### Your task
In every record below, change "swarf" to "chips" and leave everything else as it is. Don't include the pictures in your answer.

### Saved entries
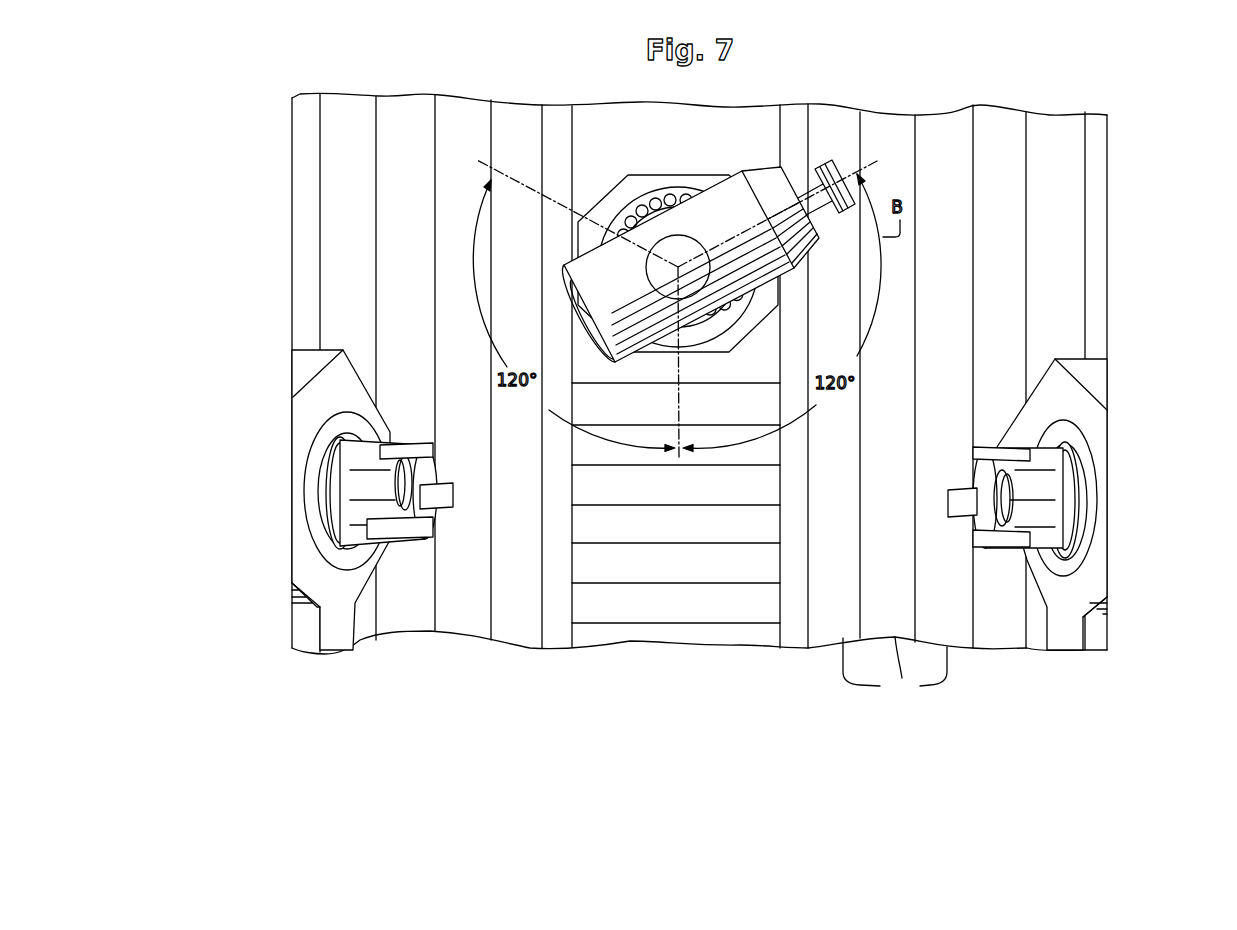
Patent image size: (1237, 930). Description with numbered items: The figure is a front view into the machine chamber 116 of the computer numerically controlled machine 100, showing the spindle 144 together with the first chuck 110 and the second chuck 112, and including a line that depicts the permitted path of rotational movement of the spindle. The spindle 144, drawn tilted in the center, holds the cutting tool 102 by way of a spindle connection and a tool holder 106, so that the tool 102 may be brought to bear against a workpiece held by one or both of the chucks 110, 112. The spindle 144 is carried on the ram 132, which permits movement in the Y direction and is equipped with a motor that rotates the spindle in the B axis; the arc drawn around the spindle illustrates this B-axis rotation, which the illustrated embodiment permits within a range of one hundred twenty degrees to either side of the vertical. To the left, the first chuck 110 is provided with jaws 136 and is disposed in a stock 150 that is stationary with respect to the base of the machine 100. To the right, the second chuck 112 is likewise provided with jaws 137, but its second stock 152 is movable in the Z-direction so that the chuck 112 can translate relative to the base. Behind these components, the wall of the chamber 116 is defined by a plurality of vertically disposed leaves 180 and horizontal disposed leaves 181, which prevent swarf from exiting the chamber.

The computer numerically controlled machine 100 is at (336, 80).
The cutting tool 102 is at (832, 161).
The tool holder 106 is at (805, 192).
The first chuck 110 is at (343, 410).
The second chuck 112 is at (1058, 481).
The machine chamber 116 is at (681, 570).
The ram 132 is at (620, 225).
The jaws 136 is at (437, 458).
The jaws 137 is at (968, 464).
The spindle 144 is at (688, 214).
The stock 150 is at (318, 420).
The second stock 152 is at (1095, 560).
The vertically disposed leaves 180 is at (895, 670).
The horizontal disposed leaves 181 is at (784, 523).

### Answer to this task
Patent image size: (1237, 930). Description with numbered items: The figure is a front view into the machine chamber 116 of the computer numerically controlled machine 100, showing the spindle 144 together with the first chuck 110 and the second chuck 112, and including a line that depicts the permitted path of rotational movement of the spindle. The spindle 144, drawn tilted in the center, holds the cutting tool 102 by way of a spindle connection and a tool holder 106, so that the tool 102 may be brought to bear against a workpiece held by one or both of the chucks 110, 112. The spindle 144 is carried on the ram 132, which permits movement in the Y direction and is equipped with a motor that rotates the spindle in the B axis; the arc drawn around the spindle illustrates this B-axis rotation, which the illustrated embodiment permits within a range of one hundred twenty degrees to either side of the vertical. To the left, the first chuck 110 is provided with jaws 136 and is disposed in a stock 150 that is stationary with respect to the base of the machine 100. To the right, the second chuck 112 is likewise provided with jaws 137, but its second stock 152 is movable in the Z-direction so that the chuck 112 can translate relative to the base. Behind these components, the wall of the chamber 116 is defined by a plurality of vertically disposed leaves 180 and horizontal disposed leaves 181, which prevent chips from exiting the chamber.

The computer numerically controlled machine 100 is at (336, 80).
The cutting tool 102 is at (832, 161).
The tool holder 106 is at (805, 192).
The first chuck 110 is at (343, 410).
The second chuck 112 is at (1058, 481).
The machine chamber 116 is at (681, 570).
The ram 132 is at (620, 225).
The jaws 136 is at (437, 458).
The jaws 137 is at (968, 464).
The spindle 144 is at (688, 214).
The stock 150 is at (318, 420).
The second stock 152 is at (1095, 560).
The vertically disposed leaves 180 is at (895, 670).
The horizontal disposed leaves 181 is at (784, 523).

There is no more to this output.